All entries must be repeated exactly; do not include the pictures.

═════ RECORD SET ═════

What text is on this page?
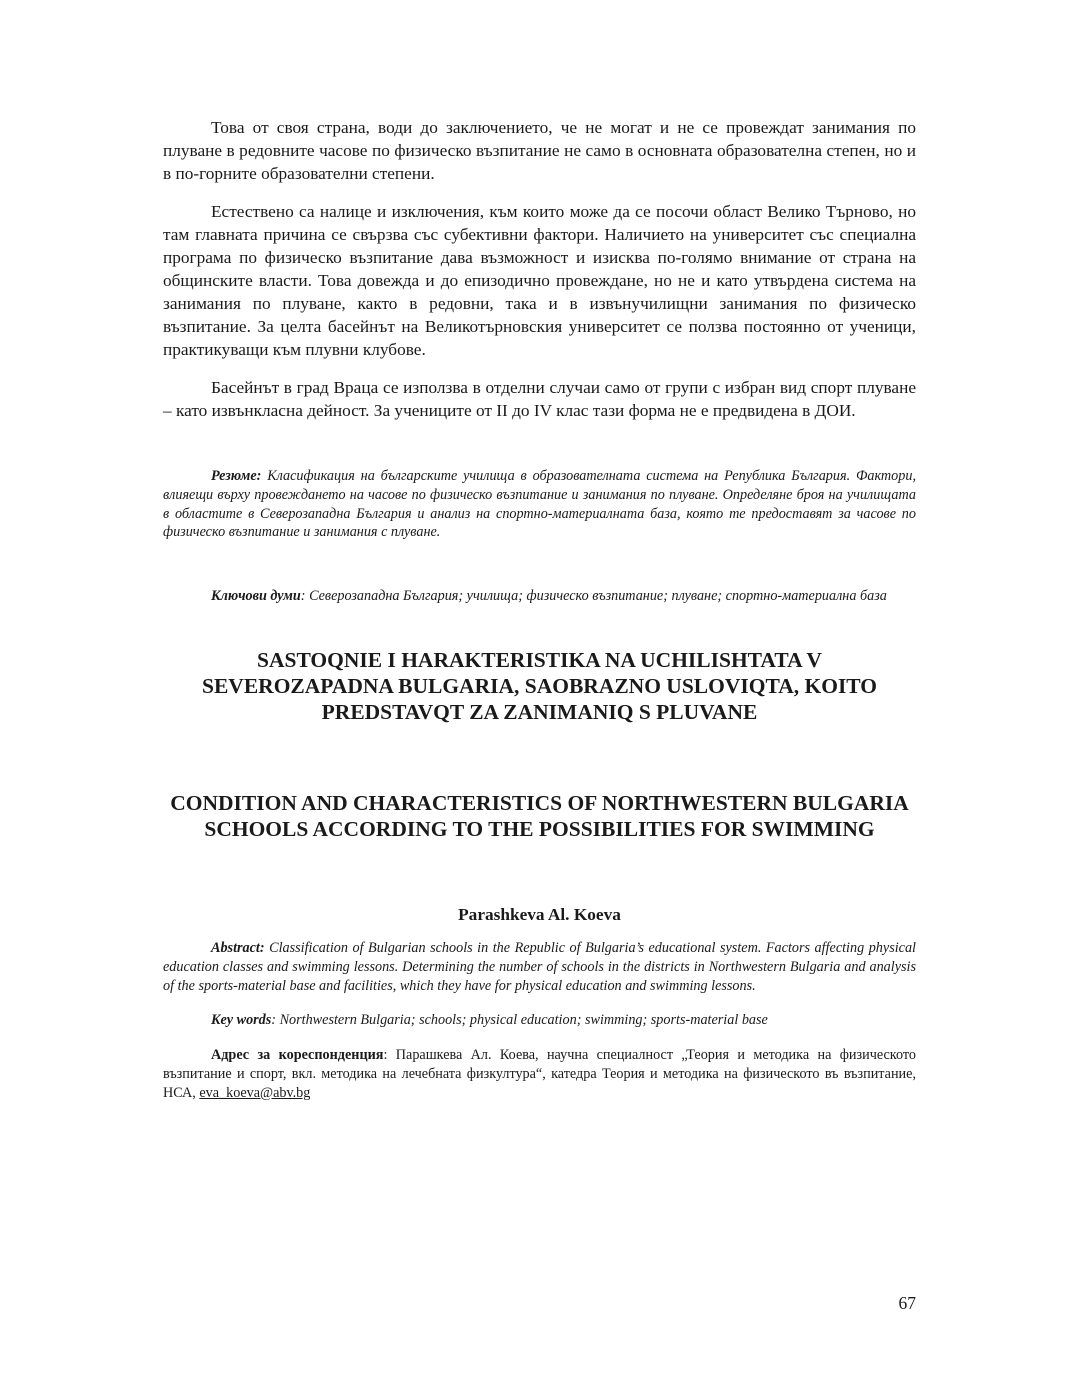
Това от своя страна, води до заключението, че не могат и не се провеждат занимания по плуване в редовните часове по физическо възпитание не само в основната образователна степен, но и в по-горните образователни степени.

Естествено са налице и изключения, към които може да се посочи област Велико Търново, но там главната причина се свързва със субективни фактори. Наличието на университет със специална програма по физическо възпитание дава възможност и изисква по-голямо внимание от страна на общинските власти. Това довежда и до епизодично провеждане, но не и като утвърдена система на занимания по плуване, както в редовни, така и в извънучилищни занимания по физическо възпитание. За целта басейнът на Великотърновския университет се ползва постоянно от ученици, практикуващи към плувни клубове.

Басейнът в град Враца се използва в отделни случаи само от групи с избран вид спорт плуване – като извънкласна дейност. За учениците от II до IV клас тази форма не е предвидена в ДОИ.

Резюме: Класификация на българските училища в образователната система на Република България. Фактори, влияещи върху провеждането на часове по физическо възпитание и занимания по плуване. Определяне броя на училищата в областите в Северозападна България и анализ на спортно-материалната база, която те предоставят за часове по физическо възпитание и занимания с плуване.

Ключови думи: Северозападна България; училища; физическо възпитание; плуване; спортно-материална база

SASTOQNIE I HARAKTERISTIKA NA UCHILISHTATA V SEVEROZAPADNA BULGARIA, SAOBRAZNO USLOVIQTA, KOITO PREDSTAVQT ZA ZANIMANIQ S PLUVANE

CONDITION AND CHARACTERISTICS OF NORTHWESTERN BULGARIA SCHOOLS ACCORDING TO THE POSSIBILITIES FOR SWIMMING

Parashkeva Al. Koeva

Abstract: Classification of Bulgarian schools in the Republic of Bulgaria’s educational system. Factors affecting physical education classes and swimming lessons. Determining the number of schools in the districts in Northwestern Bulgaria and analysis of the sports-material base and facilities, which they have for physical education and swimming lessons.

Key words: Northwestern Bulgaria; schools; physical education; swimming; sports-material base

Адрес за кореспонденция: Парашкева Ал. Коева, научна специалност „Теория и методика на физическото възпитание и спорт, вкл. методика на лечебната физкултура“, катедра Теория и методика на физическото въ възпитание, НСА, eva_koeva@abv.bg

67
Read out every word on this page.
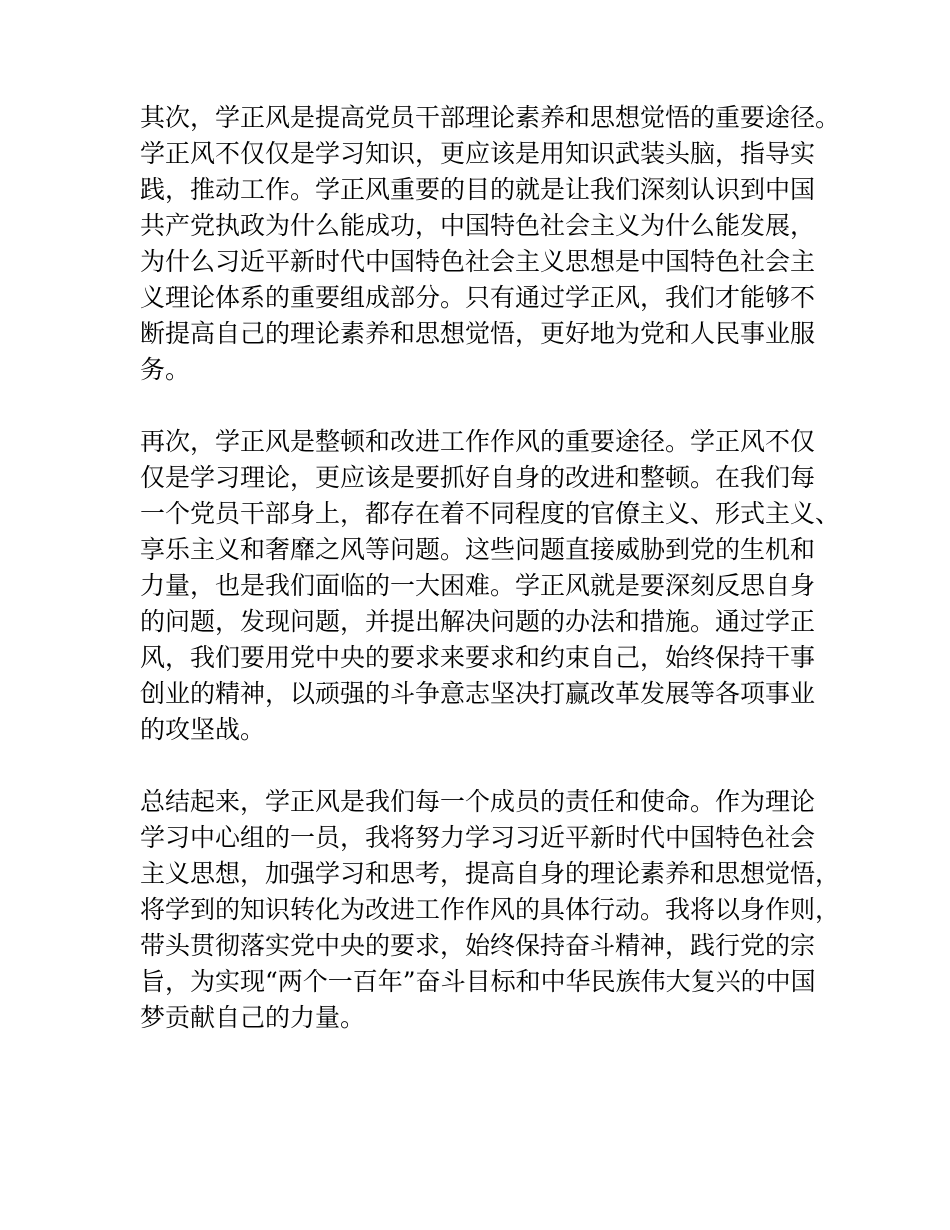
其次，学正风是提高党员干部理论素养和思想觉悟的重要途径。
学正风不仅仅是学习知识，更应该是用知识武装头脑，指导实
践，推动工作。学正风重要的目的就是让我们深刻认识到中国
共产党执政为什么能成功，中国特色社会主义为什么能发展，
为什么习近平新时代中国特色社会主义思想是中国特色社会主
义理论体系的重要组成部分。只有通过学正风，我们才能够不
断提高自己的理论素养和思想觉悟，更好地为党和人民事业服
务。
再次，学正风是整顿和改进工作作风的重要途径。学正风不仅
仅是学习理论，更应该是要抓好自身的改进和整顿。在我们每
一个党员干部身上，都存在着不同程度的官僚主义、形式主义、
享乐主义和奢靡之风等问题。这些问题直接威胁到党的生机和
力量，也是我们面临的一大困难。学正风就是要深刻反思自身
的问题，发现问题，并提出解决问题的办法和措施。通过学正
风，我们要用党中央的要求来要求和约束自己，始终保持干事
创业的精神，以顽强的斗争意志坚决打赢改革发展等各项事业
的攻坚战。
总结起来，学正风是我们每一个成员的责任和使命。作为理论
学习中心组的一员，我将努力学习习近平新时代中国特色社会
主义思想，加强学习和思考，提高自身的理论素养和思想觉悟，
将学到的知识转化为改进工作作风的具体行动。我将以身作则，
带头贯彻落实党中央的要求，始终保持奋斗精神，践行党的宗
旨，为实现“两个一百年”奋斗目标和中华民族伟大复兴的中国
梦贡献自己的力量。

═════

• **EXPECTED OUTPUT**:
What text is on this page?
Това от своя страна, води до заключението, че не могат и не се провеждат занимания по плуване в редовните часове по физическо възпитание не само в основната образователна степен, но и в по-горните образователни степени.

Естествено са налице и изключения, към които може да се посочи област Велико Търново, но там главната причина се свързва със субективни фактори. Наличието на университет със специална програма по физическо възпитание дава възможност и изисква по-голямо внимание от страна на общинските власти. Това довежда и до епизодично провеждане, но не и като утвърдена система на занимания по плуване, както в редовни, така и в извънучилищни занимания по физическо възпитание. За целта басейнът на Великотърновския университет се ползва постоянно от ученици, практикуващи към плувни клубове.

Басейнът в град Враца се използва в отделни случаи само от групи с избран вид спорт плуване – като извънкласна дейност. За учениците от II до IV клас тази форма не е предвидена в ДОИ.

Резюме: Класификация на българските училища в образователната система на Република България. Фактори, влияещи върху провеждането на часове по физическо възпитание и занимания по плуване. Определяне броя на училищата в областите в Северозападна България и анализ на спортно-материалната база, която те предоставят за часове по физическо възпитание и занимания с плуване.

Ключови думи: Северозападна България; училища; физическо възпитание; плуване; спортно-материална база

SASTOQNIE I HARAKTERISTIKA NA UCHILISHTATA V SEVEROZAPADNA BULGARIA, SAOBRAZNO USLOVIQTA, KOITO PREDSTAVQT ZA ZANIMANIQ S PLUVANE

CONDITION AND CHARACTERISTICS OF NORTHWESTERN BULGARIA SCHOOLS ACCORDING TO THE POSSIBILITIES FOR SWIMMING

Parashkeva Al. Koeva

Abstract: Classification of Bulgarian schools in the Republic of Bulgaria’s educational system. Factors affecting physical education classes and swimming lessons. Determining the number of schools in the districts in Northwestern Bulgaria and analysis of the sports-material base and facilities, which they have for physical education and swimming lessons.

Key words: Northwestern Bulgaria; schools; physical education; swimming; sports-material base

Адрес за кореспонденция: Парашкева Ал. Коева, научна специалност „Теория и методика на физическото възпитание и спорт, вкл. методика на лечебната физкултура“, катедра Теория и методика на физическото въ възпитание, НСА, eva_koeva@abv.bg

67
Read out every word on this page.
其次，学正风是提高党员干部理论素养和思想觉悟的重要途径。
学正风不仅仅是学习知识，更应该是用知识武装头脑，指导实
践，推动工作。学正风重要的目的就是让我们深刻认识到中国
共产党执政为什么能成功，中国特色社会主义为什么能发展，
为什么习近平新时代中国特色社会主义思想是中国特色社会主
义理论体系的重要组成部分。只有通过学正风，我们才能够不
断提高自己的理论素养和思想觉悟，更好地为党和人民事业服
务。
再次，学正风是整顿和改进工作作风的重要途径。学正风不仅
仅是学习理论，更应该是要抓好自身的改进和整顿。在我们每
一个党员干部身上，都存在着不同程度的官僚主义、形式主义、
享乐主义和奢靡之风等问题。这些问题直接威胁到党的生机和
力量，也是我们面临的一大困难。学正风就是要深刻反思自身
的问题，发现问题，并提出解决问题的办法和措施。通过学正
风，我们要用党中央的要求来要求和约束自己，始终保持干事
创业的精神，以顽强的斗争意志坚决打赢改革发展等各项事业
的攻坚战。
总结起来，学正风是我们每一个成员的责任和使命。作为理论
学习中心组的一员，我将努力学习习近平新时代中国特色社会
主义思想，加强学习和思考，提高自身的理论素养和思想觉悟，
将学到的知识转化为改进工作作风的具体行动。我将以身作则，
带头贯彻落实党中央的要求，始终保持奋斗精神，践行党的宗
旨，为实现“两个一百年”奋斗目标和中华民族伟大复兴的中国
梦贡献自己的力量。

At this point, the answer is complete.